INPUT:
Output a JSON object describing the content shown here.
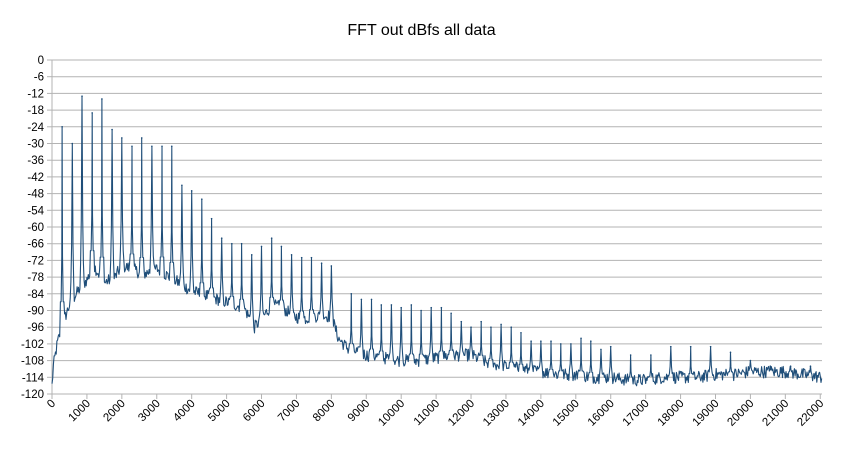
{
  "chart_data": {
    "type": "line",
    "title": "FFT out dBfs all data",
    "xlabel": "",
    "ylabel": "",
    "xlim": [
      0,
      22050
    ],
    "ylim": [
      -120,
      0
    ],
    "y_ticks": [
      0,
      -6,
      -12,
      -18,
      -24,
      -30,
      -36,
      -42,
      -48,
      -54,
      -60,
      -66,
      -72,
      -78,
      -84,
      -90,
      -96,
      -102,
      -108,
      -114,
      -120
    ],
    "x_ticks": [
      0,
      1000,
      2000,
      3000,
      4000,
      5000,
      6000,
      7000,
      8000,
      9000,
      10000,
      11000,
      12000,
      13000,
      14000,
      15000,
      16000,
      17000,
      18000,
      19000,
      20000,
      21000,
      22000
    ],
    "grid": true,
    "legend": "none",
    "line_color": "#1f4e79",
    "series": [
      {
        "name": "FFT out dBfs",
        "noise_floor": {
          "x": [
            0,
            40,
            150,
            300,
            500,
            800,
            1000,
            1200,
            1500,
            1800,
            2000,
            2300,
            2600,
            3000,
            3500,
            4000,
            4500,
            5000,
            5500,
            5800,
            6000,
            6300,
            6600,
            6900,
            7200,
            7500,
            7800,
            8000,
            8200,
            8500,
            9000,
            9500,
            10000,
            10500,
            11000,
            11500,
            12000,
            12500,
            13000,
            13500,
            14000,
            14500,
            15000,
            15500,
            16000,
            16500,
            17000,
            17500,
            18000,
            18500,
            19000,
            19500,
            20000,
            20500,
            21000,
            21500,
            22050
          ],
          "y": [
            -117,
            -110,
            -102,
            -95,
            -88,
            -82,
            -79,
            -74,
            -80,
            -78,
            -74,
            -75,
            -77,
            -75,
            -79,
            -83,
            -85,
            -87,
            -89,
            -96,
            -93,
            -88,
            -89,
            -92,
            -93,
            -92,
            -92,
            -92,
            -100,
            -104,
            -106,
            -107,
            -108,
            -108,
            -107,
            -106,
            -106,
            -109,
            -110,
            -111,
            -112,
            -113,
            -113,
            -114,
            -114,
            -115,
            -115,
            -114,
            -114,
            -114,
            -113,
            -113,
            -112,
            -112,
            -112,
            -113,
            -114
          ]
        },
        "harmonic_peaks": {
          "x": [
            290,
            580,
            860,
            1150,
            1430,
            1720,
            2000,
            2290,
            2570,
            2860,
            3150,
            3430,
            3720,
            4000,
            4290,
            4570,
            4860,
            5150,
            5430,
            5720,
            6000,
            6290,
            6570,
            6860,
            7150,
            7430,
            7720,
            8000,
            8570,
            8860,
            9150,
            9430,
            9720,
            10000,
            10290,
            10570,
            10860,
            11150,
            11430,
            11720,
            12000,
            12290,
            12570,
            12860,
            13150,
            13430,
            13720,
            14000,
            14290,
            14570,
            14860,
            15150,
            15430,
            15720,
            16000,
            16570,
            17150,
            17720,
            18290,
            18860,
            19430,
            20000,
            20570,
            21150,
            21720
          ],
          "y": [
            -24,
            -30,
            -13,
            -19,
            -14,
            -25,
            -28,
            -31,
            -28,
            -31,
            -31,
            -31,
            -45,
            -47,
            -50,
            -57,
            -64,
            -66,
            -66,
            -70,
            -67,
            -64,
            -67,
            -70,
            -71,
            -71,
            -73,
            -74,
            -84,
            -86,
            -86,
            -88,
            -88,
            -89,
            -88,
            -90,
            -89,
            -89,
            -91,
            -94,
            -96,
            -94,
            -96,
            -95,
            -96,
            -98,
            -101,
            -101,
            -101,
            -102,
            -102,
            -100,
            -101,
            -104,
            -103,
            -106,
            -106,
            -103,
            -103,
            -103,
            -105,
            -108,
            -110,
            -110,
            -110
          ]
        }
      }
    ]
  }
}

WHAT YOU SHOULD DO:
Find the string "dBfs" in the records, then copy each line where it occurs.

FULL SOLUTION:
    "title": "FFT out dBfs all data",
        "name": "FFT out dBfs",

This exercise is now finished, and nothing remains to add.